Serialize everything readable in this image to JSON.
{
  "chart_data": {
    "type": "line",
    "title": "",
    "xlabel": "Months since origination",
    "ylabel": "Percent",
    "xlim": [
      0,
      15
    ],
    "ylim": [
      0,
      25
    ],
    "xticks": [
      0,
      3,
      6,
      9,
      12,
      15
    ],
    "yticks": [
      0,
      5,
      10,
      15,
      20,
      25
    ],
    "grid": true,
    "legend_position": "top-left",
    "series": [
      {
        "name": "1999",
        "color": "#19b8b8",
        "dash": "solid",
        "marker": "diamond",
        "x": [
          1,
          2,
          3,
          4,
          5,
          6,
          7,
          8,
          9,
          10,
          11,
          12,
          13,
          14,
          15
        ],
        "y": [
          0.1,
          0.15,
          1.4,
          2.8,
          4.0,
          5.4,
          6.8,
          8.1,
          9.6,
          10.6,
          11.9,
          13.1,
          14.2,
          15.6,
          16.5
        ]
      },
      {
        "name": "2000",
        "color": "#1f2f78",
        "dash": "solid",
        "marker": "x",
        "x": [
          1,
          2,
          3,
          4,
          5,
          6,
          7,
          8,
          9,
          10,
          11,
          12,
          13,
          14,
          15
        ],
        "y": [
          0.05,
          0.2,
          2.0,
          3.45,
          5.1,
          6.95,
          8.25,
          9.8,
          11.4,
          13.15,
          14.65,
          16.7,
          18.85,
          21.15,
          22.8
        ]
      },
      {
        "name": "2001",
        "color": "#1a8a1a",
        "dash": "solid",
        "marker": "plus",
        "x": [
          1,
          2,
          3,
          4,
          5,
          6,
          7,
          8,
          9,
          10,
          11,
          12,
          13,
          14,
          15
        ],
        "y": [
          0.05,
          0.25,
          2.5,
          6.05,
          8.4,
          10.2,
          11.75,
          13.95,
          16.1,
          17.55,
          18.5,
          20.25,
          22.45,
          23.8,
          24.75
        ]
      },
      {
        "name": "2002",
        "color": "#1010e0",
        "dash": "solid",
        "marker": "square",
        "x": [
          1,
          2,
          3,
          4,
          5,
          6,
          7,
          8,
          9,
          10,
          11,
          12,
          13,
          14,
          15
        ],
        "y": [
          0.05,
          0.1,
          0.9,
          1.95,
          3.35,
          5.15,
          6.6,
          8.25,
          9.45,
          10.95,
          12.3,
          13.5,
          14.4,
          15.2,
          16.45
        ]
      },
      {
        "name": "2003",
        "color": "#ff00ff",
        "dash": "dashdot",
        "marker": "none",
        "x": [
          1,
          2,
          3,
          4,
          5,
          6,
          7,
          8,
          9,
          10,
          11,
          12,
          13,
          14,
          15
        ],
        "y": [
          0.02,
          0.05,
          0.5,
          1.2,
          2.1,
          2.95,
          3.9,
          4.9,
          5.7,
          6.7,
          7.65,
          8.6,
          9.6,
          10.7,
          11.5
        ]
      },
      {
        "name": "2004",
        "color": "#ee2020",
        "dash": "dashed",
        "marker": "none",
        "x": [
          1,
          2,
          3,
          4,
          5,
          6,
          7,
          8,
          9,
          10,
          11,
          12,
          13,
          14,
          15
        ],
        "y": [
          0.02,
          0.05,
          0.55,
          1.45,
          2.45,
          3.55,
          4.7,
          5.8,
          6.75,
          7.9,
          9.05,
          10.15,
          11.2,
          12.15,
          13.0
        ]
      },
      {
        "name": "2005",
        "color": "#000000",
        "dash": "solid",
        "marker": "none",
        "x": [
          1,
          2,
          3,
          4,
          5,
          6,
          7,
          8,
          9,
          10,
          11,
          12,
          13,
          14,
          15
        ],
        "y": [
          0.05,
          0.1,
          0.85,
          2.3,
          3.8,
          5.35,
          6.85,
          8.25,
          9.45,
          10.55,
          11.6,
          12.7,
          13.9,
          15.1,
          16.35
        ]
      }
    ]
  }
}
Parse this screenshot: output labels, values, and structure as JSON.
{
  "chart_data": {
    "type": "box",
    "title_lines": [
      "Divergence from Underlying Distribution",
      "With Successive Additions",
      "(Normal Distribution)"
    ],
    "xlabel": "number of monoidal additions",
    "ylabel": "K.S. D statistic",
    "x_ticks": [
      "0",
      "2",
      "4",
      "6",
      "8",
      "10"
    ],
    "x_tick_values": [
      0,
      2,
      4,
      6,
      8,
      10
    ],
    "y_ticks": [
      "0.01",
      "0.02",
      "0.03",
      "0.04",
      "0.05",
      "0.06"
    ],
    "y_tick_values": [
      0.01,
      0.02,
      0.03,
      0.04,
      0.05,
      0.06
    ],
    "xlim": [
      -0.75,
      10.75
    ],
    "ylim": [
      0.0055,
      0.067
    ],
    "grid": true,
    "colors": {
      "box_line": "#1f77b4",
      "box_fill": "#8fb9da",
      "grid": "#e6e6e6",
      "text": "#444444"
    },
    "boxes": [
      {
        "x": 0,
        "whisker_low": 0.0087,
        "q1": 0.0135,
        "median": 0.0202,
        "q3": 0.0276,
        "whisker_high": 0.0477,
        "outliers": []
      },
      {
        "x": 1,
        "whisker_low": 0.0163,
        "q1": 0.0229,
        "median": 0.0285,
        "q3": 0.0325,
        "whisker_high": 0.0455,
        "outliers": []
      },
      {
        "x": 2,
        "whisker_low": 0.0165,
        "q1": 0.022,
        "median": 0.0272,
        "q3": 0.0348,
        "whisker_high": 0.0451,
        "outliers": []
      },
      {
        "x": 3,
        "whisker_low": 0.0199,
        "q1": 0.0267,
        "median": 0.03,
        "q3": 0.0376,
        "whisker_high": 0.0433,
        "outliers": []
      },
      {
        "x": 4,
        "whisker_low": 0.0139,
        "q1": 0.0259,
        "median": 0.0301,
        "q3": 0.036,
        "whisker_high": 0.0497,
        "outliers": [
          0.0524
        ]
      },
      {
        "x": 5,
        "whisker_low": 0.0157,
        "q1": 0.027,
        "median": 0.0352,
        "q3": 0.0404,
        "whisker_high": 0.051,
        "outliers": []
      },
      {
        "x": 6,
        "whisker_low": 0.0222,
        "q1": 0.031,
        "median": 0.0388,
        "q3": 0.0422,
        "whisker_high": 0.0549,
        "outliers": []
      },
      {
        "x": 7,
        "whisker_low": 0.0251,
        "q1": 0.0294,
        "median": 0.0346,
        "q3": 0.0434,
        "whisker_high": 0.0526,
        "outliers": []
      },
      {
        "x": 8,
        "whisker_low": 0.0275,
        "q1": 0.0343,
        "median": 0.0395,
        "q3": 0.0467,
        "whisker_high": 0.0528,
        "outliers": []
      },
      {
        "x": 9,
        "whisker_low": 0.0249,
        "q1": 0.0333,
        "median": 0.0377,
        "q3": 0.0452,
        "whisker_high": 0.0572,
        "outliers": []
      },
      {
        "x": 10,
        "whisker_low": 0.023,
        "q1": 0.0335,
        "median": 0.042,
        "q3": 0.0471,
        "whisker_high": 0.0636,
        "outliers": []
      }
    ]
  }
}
==*==
EXERCISE DIRECTIONS — All the data must be duplicated exactly, with nothing added or removed.

OUTPUT OF THE EXERCISE —
Serialize everything readable in this image to JSON.
{
  "chart_data": {
    "type": "line",
    "title": "",
    "xlabel": "Months since origination",
    "ylabel": "Percent",
    "xlim": [
      0,
      15
    ],
    "ylim": [
      0,
      25
    ],
    "xticks": [
      0,
      3,
      6,
      9,
      12,
      15
    ],
    "yticks": [
      0,
      5,
      10,
      15,
      20,
      25
    ],
    "grid": true,
    "legend_position": "top-left",
    "series": [
      {
        "name": "1999",
        "color": "#19b8b8",
        "dash": "solid",
        "marker": "diamond",
        "x": [
          1,
          2,
          3,
          4,
          5,
          6,
          7,
          8,
          9,
          10,
          11,
          12,
          13,
          14,
          15
        ],
        "y": [
          0.1,
          0.15,
          1.4,
          2.8,
          4.0,
          5.4,
          6.8,
          8.1,
          9.6,
          10.6,
          11.9,
          13.1,
          14.2,
          15.6,
          16.5
        ]
      },
      {
        "name": "2000",
        "color": "#1f2f78",
        "dash": "solid",
        "marker": "x",
        "x": [
          1,
          2,
          3,
          4,
          5,
          6,
          7,
          8,
          9,
          10,
          11,
          12,
          13,
          14,
          15
        ],
        "y": [
          0.05,
          0.2,
          2.0,
          3.45,
          5.1,
          6.95,
          8.25,
          9.8,
          11.4,
          13.15,
          14.65,
          16.7,
          18.85,
          21.15,
          22.8
        ]
      },
      {
        "name": "2001",
        "color": "#1a8a1a",
        "dash": "solid",
        "marker": "plus",
        "x": [
          1,
          2,
          3,
          4,
          5,
          6,
          7,
          8,
          9,
          10,
          11,
          12,
          13,
          14,
          15
        ],
        "y": [
          0.05,
          0.25,
          2.5,
          6.05,
          8.4,
          10.2,
          11.75,
          13.95,
          16.1,
          17.55,
          18.5,
          20.25,
          22.45,
          23.8,
          24.75
        ]
      },
      {
        "name": "2002",
        "color": "#1010e0",
        "dash": "solid",
        "marker": "square",
        "x": [
          1,
          2,
          3,
          4,
          5,
          6,
          7,
          8,
          9,
          10,
          11,
          12,
          13,
          14,
          15
        ],
        "y": [
          0.05,
          0.1,
          0.9,
          1.95,
          3.35,
          5.15,
          6.6,
          8.25,
          9.45,
          10.95,
          12.3,
          13.5,
          14.4,
          15.2,
          16.45
        ]
      },
      {
        "name": "2003",
        "color": "#ff00ff",
        "dash": "dashdot",
        "marker": "none",
        "x": [
          1,
          2,
          3,
          4,
          5,
          6,
          7,
          8,
          9,
          10,
          11,
          12,
          13,
          14,
          15
        ],
        "y": [
          0.02,
          0.05,
          0.5,
          1.2,
          2.1,
          2.95,
          3.9,
          4.9,
          5.7,
          6.7,
          7.65,
          8.6,
          9.6,
          10.7,
          11.5
        ]
      },
      {
        "name": "2004",
        "color": "#ee2020",
        "dash": "dashed",
        "marker": "none",
        "x": [
          1,
          2,
          3,
          4,
          5,
          6,
          7,
          8,
          9,
          10,
          11,
          12,
          13,
          14,
          15
        ],
        "y": [
          0.02,
          0.05,
          0.55,
          1.45,
          2.45,
          3.55,
          4.7,
          5.8,
          6.75,
          7.9,
          9.05,
          10.15,
          11.2,
          12.15,
          13.0
        ]
      },
      {
        "name": "2005",
        "color": "#000000",
        "dash": "solid",
        "marker": "none",
        "x": [
          1,
          2,
          3,
          4,
          5,
          6,
          7,
          8,
          9,
          10,
          11,
          12,
          13,
          14,
          15
        ],
        "y": [
          0.05,
          0.1,
          0.85,
          2.3,
          3.8,
          5.35,
          6.85,
          8.25,
          9.45,
          10.55,
          11.6,
          12.7,
          13.9,
          15.1,
          16.35
        ]
      }
    ]
  }
}
Parse this screenshot: output labels, values, and structure as JSON.
{
  "chart_data": {
    "type": "box",
    "title_lines": [
      "Divergence from Underlying Distribution",
      "With Successive Additions",
      "(Normal Distribution)"
    ],
    "xlabel": "number of monoidal additions",
    "ylabel": "K.S. D statistic",
    "x_ticks": [
      "0",
      "2",
      "4",
      "6",
      "8",
      "10"
    ],
    "x_tick_values": [
      0,
      2,
      4,
      6,
      8,
      10
    ],
    "y_ticks": [
      "0.01",
      "0.02",
      "0.03",
      "0.04",
      "0.05",
      "0.06"
    ],
    "y_tick_values": [
      0.01,
      0.02,
      0.03,
      0.04,
      0.05,
      0.06
    ],
    "xlim": [
      -0.75,
      10.75
    ],
    "ylim": [
      0.0055,
      0.067
    ],
    "grid": true,
    "colors": {
      "box_line": "#1f77b4",
      "box_fill": "#8fb9da",
      "grid": "#e6e6e6",
      "text": "#444444"
    },
    "boxes": [
      {
        "x": 0,
        "whisker_low": 0.0087,
        "q1": 0.0135,
        "median": 0.0202,
        "q3": 0.0276,
        "whisker_high": 0.0477,
        "outliers": []
      },
      {
        "x": 1,
        "whisker_low": 0.0163,
        "q1": 0.0229,
        "median": 0.0285,
        "q3": 0.0325,
        "whisker_high": 0.0455,
        "outliers": []
      },
      {
        "x": 2,
        "whisker_low": 0.0165,
        "q1": 0.022,
        "median": 0.0272,
        "q3": 0.0348,
        "whisker_high": 0.0451,
        "outliers": []
      },
      {
        "x": 3,
        "whisker_low": 0.0199,
        "q1": 0.0267,
        "median": 0.03,
        "q3": 0.0376,
        "whisker_high": 0.0433,
        "outliers": []
      },
      {
        "x": 4,
        "whisker_low": 0.0139,
        "q1": 0.0259,
        "median": 0.0301,
        "q3": 0.036,
        "whisker_high": 0.0497,
        "outliers": [
          0.0524
        ]
      },
      {
        "x": 5,
        "whisker_low": 0.0157,
        "q1": 0.027,
        "median": 0.0352,
        "q3": 0.0404,
        "whisker_high": 0.051,
        "outliers": []
      },
      {
        "x": 6,
        "whisker_low": 0.0222,
        "q1": 0.031,
        "median": 0.0388,
        "q3": 0.0422,
        "whisker_high": 0.0549,
        "outliers": []
      },
      {
        "x": 7,
        "whisker_low": 0.0251,
        "q1": 0.0294,
        "median": 0.0346,
        "q3": 0.0434,
        "whisker_high": 0.0526,
        "outliers": []
      },
      {
        "x": 8,
        "whisker_low": 0.0275,
        "q1": 0.0343,
        "median": 0.0395,
        "q3": 0.0467,
        "whisker_high": 0.0528,
        "outliers": []
      },
      {
        "x": 9,
        "whisker_low": 0.0249,
        "q1": 0.0333,
        "median": 0.0377,
        "q3": 0.0452,
        "whisker_high": 0.0572,
        "outliers": []
      },
      {
        "x": 10,
        "whisker_low": 0.023,
        "q1": 0.0335,
        "median": 0.042,
        "q3": 0.0471,
        "whisker_high": 0.0636,
        "outliers": []
      }
    ]
  }
}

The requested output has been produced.